• **Work instruction**
Say how many lines in the records hold the word "lymphocytes", and give nothing but that number.

Stored records:
--------------------------------

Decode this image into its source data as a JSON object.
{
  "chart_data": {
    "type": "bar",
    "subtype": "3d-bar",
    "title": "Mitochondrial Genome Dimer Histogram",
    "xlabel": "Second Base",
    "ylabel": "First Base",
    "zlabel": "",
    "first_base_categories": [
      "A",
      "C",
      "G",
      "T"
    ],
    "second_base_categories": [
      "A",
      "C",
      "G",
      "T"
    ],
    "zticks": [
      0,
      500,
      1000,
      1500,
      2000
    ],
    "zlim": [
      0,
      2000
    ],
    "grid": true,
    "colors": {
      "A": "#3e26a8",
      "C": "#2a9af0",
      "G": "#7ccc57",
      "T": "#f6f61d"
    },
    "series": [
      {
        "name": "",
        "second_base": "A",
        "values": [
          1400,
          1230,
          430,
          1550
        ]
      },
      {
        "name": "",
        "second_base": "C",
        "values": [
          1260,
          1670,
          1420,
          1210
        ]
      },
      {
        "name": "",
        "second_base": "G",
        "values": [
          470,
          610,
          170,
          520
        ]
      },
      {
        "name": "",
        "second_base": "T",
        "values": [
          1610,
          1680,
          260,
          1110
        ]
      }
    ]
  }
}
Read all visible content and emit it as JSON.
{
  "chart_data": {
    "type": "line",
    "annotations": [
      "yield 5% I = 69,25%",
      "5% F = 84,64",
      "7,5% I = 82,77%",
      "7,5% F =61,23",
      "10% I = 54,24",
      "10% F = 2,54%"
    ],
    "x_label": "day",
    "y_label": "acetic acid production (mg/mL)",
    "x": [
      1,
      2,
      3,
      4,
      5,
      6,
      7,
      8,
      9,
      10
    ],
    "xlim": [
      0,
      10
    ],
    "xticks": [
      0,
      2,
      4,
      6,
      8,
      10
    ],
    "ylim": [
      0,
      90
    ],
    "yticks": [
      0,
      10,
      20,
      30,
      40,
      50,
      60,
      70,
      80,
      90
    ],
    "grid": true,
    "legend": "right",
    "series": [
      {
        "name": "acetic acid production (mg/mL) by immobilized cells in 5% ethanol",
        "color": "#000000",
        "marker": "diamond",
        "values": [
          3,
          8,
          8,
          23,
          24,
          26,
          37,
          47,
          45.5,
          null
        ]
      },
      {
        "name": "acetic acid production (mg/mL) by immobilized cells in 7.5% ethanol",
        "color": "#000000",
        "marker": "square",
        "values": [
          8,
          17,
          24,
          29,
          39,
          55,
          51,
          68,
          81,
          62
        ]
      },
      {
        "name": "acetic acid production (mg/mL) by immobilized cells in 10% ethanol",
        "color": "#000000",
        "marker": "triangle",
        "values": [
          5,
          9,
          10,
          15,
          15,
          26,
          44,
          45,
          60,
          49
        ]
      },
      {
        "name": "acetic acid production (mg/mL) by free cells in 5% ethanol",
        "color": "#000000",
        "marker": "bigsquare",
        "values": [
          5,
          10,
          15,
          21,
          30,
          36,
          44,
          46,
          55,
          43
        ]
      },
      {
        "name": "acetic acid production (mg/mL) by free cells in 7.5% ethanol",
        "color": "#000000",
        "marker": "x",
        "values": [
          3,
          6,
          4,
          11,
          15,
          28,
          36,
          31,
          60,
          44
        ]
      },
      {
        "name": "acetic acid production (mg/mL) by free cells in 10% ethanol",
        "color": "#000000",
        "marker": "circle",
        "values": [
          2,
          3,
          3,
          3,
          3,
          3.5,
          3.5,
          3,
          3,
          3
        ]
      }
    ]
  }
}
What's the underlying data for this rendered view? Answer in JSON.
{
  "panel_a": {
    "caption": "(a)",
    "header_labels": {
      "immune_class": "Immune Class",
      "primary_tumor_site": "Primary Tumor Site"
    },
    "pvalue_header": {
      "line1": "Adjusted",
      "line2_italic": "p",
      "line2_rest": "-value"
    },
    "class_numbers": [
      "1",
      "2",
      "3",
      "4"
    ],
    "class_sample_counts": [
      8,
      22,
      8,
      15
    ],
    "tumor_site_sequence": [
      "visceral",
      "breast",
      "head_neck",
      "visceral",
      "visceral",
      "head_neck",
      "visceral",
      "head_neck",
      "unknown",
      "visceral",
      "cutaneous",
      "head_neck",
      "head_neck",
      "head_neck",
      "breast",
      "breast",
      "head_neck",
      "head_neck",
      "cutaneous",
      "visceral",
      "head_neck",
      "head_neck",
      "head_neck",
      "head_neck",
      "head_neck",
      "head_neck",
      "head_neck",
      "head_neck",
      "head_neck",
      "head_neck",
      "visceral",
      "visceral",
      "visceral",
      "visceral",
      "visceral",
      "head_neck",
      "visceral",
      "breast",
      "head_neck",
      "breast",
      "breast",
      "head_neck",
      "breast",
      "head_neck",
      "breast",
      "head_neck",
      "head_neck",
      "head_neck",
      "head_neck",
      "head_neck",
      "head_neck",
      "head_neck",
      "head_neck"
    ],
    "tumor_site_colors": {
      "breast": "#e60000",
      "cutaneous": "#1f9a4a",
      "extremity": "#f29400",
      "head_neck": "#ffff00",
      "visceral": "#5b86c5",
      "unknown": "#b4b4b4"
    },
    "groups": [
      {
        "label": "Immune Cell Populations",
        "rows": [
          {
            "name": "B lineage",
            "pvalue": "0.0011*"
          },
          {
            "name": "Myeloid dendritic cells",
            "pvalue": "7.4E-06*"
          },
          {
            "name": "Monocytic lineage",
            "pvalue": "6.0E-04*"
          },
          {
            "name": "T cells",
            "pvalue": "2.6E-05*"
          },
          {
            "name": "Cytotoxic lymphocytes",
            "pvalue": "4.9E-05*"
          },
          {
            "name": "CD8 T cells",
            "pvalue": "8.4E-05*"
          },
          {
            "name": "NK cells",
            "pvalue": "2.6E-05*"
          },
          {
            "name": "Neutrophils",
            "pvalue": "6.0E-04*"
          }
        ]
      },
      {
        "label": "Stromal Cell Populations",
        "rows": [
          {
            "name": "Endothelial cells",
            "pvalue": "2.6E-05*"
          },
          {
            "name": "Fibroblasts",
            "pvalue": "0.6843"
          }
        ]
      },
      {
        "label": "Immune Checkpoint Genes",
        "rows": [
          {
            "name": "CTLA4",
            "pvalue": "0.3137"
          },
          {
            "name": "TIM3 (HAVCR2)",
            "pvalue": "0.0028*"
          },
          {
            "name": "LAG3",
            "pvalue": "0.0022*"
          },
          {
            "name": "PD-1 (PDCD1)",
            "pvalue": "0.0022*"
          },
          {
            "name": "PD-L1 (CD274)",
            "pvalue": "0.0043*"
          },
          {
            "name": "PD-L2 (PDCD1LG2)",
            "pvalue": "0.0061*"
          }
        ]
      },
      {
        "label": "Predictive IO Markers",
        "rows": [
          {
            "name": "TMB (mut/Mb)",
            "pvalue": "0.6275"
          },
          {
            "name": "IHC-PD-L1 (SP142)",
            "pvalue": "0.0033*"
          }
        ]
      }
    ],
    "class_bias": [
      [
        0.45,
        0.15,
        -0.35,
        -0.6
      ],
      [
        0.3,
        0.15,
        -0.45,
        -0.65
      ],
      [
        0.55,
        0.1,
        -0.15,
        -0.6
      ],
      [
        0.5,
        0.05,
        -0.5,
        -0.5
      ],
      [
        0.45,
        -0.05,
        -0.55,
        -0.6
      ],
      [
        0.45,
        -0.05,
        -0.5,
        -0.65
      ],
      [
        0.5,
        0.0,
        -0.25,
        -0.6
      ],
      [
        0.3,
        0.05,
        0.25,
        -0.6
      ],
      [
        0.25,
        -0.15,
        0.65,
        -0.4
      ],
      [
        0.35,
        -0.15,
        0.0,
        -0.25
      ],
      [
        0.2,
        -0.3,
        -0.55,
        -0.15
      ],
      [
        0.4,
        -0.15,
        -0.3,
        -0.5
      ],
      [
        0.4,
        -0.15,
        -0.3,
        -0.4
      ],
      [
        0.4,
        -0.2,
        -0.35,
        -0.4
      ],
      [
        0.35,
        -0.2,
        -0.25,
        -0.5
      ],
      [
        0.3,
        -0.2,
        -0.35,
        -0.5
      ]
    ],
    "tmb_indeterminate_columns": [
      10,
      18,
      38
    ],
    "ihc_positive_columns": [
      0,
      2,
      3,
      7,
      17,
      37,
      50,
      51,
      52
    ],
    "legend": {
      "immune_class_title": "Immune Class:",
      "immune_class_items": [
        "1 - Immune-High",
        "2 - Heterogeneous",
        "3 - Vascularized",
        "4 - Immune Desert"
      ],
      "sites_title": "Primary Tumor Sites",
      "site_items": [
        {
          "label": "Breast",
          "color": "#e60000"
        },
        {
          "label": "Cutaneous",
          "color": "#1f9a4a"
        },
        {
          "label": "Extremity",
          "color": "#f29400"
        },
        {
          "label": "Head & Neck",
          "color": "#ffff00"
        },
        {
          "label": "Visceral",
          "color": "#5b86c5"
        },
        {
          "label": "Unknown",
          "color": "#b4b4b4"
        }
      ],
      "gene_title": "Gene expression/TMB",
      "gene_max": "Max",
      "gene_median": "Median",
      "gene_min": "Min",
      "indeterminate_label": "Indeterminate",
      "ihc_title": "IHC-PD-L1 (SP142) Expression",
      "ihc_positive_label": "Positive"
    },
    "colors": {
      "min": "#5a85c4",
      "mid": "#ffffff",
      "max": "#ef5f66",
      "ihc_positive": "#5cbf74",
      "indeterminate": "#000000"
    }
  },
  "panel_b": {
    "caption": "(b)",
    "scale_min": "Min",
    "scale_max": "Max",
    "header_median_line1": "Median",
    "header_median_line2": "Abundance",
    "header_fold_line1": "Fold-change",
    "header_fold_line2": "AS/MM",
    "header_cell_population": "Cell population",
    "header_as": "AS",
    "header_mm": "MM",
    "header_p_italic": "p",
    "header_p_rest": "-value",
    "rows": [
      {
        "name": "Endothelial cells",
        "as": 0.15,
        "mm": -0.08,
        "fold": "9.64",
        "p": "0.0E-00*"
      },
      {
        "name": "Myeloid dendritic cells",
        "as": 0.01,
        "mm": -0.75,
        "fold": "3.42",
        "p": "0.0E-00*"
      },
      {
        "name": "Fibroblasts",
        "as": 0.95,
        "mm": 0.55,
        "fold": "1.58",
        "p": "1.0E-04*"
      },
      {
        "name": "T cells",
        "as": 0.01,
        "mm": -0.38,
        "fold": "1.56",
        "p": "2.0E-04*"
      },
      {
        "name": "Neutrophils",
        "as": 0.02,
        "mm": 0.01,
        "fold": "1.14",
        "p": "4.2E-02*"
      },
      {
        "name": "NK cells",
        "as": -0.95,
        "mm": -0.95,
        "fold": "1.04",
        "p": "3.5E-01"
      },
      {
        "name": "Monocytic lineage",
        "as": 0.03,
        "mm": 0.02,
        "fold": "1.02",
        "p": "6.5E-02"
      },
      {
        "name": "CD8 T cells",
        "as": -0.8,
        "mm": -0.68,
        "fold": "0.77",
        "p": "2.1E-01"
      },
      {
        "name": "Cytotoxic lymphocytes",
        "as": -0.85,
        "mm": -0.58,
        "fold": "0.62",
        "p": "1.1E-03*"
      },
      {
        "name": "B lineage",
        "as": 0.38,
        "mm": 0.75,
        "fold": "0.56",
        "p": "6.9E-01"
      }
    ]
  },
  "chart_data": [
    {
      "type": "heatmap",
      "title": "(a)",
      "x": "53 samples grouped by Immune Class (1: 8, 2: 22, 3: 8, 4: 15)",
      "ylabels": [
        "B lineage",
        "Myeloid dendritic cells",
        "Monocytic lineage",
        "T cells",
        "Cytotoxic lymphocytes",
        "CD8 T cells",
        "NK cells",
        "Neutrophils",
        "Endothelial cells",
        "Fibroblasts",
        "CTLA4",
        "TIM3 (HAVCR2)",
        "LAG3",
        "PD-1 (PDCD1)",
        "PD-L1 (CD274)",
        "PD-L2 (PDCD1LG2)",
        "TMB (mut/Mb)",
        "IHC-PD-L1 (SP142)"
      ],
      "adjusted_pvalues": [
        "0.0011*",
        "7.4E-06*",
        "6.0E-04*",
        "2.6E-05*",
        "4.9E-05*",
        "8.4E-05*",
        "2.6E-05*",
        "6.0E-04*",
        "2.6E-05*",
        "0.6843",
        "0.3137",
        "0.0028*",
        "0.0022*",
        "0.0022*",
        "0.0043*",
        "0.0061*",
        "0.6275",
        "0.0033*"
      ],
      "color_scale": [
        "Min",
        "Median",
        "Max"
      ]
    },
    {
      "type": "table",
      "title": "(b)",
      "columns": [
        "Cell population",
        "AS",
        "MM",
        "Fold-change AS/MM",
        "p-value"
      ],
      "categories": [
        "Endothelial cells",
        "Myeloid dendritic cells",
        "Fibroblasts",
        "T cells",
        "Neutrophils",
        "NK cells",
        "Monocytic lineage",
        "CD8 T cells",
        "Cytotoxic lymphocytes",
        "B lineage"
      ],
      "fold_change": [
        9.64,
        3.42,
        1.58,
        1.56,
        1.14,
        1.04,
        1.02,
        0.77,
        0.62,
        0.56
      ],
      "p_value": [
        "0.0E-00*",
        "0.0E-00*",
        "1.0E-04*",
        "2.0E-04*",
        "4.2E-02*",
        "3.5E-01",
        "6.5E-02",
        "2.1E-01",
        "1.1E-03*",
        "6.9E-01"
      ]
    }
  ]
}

--------------------------------

• **Written reply**
4